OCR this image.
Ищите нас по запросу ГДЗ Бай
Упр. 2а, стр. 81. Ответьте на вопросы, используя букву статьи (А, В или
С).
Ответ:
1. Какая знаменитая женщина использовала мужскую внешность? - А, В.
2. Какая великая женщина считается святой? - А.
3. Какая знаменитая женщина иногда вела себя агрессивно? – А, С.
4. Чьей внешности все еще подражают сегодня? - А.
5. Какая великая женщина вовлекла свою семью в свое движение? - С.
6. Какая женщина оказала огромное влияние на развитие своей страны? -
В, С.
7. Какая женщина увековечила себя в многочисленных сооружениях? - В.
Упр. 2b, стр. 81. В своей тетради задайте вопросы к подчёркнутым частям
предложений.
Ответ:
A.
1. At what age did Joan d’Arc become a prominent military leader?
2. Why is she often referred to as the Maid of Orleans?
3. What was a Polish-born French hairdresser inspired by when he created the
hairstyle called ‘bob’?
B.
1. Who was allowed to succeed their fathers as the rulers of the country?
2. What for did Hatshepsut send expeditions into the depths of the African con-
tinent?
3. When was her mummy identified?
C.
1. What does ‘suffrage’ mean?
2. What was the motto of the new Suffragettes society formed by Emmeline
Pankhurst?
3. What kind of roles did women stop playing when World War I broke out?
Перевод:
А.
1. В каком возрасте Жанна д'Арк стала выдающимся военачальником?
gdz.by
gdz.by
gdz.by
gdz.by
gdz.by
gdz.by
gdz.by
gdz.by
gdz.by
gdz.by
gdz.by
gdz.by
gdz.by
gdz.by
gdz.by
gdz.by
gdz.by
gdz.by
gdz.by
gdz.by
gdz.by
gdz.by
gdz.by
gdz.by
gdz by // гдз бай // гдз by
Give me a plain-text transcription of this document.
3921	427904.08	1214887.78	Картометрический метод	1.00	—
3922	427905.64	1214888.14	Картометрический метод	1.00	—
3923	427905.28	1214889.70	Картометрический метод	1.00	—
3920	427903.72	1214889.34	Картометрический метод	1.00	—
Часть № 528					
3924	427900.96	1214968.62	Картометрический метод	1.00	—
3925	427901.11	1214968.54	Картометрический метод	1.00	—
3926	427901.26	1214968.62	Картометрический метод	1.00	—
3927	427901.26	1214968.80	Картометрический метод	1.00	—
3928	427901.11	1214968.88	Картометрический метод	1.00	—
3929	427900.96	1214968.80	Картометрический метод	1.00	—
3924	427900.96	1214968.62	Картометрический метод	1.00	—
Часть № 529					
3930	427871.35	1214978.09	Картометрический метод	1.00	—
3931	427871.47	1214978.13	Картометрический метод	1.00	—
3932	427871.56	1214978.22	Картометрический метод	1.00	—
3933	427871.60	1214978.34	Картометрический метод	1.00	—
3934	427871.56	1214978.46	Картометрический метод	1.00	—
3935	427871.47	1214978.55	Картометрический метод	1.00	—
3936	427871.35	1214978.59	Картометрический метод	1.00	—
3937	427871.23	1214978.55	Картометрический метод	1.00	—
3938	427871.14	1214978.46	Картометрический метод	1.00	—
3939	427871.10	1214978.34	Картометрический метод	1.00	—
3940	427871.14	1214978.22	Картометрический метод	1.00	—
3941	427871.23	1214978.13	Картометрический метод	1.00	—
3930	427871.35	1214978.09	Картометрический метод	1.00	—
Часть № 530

——

» **Work instructions**:
Whichever lines contain the string "знаменитая", select and copy them.

» **The output**:
1. Какая знаменитая женщина использовала мужскую внешность? - А, В.
3. Какая знаменитая женщина иногда вела себя агрессивно? – А, С.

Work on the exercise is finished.